» WRITTEN REQUEST: The entries below are to be repeated exactly as they stand.

═════ DATA SUPPLIED

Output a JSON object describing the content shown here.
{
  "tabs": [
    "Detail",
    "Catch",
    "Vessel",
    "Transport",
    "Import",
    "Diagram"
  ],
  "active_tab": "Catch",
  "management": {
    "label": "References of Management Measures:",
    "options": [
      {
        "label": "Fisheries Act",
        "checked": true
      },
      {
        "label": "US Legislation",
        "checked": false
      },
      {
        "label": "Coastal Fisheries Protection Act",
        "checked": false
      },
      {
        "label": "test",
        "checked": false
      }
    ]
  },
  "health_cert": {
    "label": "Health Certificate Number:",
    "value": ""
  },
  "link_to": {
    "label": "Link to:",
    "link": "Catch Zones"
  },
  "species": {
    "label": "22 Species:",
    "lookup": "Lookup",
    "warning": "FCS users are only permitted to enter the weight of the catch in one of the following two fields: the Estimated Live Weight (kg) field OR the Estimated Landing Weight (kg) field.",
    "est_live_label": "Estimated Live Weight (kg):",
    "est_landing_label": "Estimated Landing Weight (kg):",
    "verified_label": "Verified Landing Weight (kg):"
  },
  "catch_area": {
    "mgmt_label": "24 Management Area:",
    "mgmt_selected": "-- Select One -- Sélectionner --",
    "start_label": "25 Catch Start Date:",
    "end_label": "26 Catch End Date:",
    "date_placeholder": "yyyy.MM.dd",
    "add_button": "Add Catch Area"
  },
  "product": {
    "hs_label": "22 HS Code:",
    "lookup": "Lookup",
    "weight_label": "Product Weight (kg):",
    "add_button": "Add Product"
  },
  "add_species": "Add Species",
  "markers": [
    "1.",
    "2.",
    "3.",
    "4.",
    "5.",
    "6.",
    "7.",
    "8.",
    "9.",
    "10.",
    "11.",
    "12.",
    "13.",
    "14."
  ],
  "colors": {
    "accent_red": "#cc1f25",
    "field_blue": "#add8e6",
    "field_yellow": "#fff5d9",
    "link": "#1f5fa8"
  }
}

══════════

» FINISHED EXERCISE:
Output a JSON object describing the content shown here.
{
  "tabs": [
    "Detail",
    "Catch",
    "Vessel",
    "Transport",
    "Import",
    "Diagram"
  ],
  "active_tab": "Catch",
  "management": {
    "label": "References of Management Measures:",
    "options": [
      {
        "label": "Fisheries Act",
        "checked": true
      },
      {
        "label": "US Legislation",
        "checked": false
      },
      {
        "label": "Coastal Fisheries Protection Act",
        "checked": false
      },
      {
        "label": "test",
        "checked": false
      }
    ]
  },
  "health_cert": {
    "label": "Health Certificate Number:",
    "value": ""
  },
  "link_to": {
    "label": "Link to:",
    "link": "Catch Zones"
  },
  "species": {
    "label": "22 Species:",
    "lookup": "Lookup",
    "warning": "FCS users are only permitted to enter the weight of the catch in one of the following two fields: the Estimated Live Weight (kg) field OR the Estimated Landing Weight (kg) field.",
    "est_live_label": "Estimated Live Weight (kg):",
    "est_landing_label": "Estimated Landing Weight (kg):",
    "verified_label": "Verified Landing Weight (kg):"
  },
  "catch_area": {
    "mgmt_label": "24 Management Area:",
    "mgmt_selected": "-- Select One -- Sélectionner --",
    "start_label": "25 Catch Start Date:",
    "end_label": "26 Catch End Date:",
    "date_placeholder": "yyyy.MM.dd",
    "add_button": "Add Catch Area"
  },
  "product": {
    "hs_label": "22 HS Code:",
    "lookup": "Lookup",
    "weight_label": "Product Weight (kg):",
    "add_button": "Add Product"
  },
  "add_species": "Add Species",
  "markers": [
    "1.",
    "2.",
    "3.",
    "4.",
    "5.",
    "6.",
    "7.",
    "8.",
    "9.",
    "10.",
    "11.",
    "12.",
    "13.",
    "14."
  ],
  "colors": {
    "accent_red": "#cc1f25",
    "field_blue": "#add8e6",
    "field_yellow": "#fff5d9",
    "link": "#1f5fa8"
  }
}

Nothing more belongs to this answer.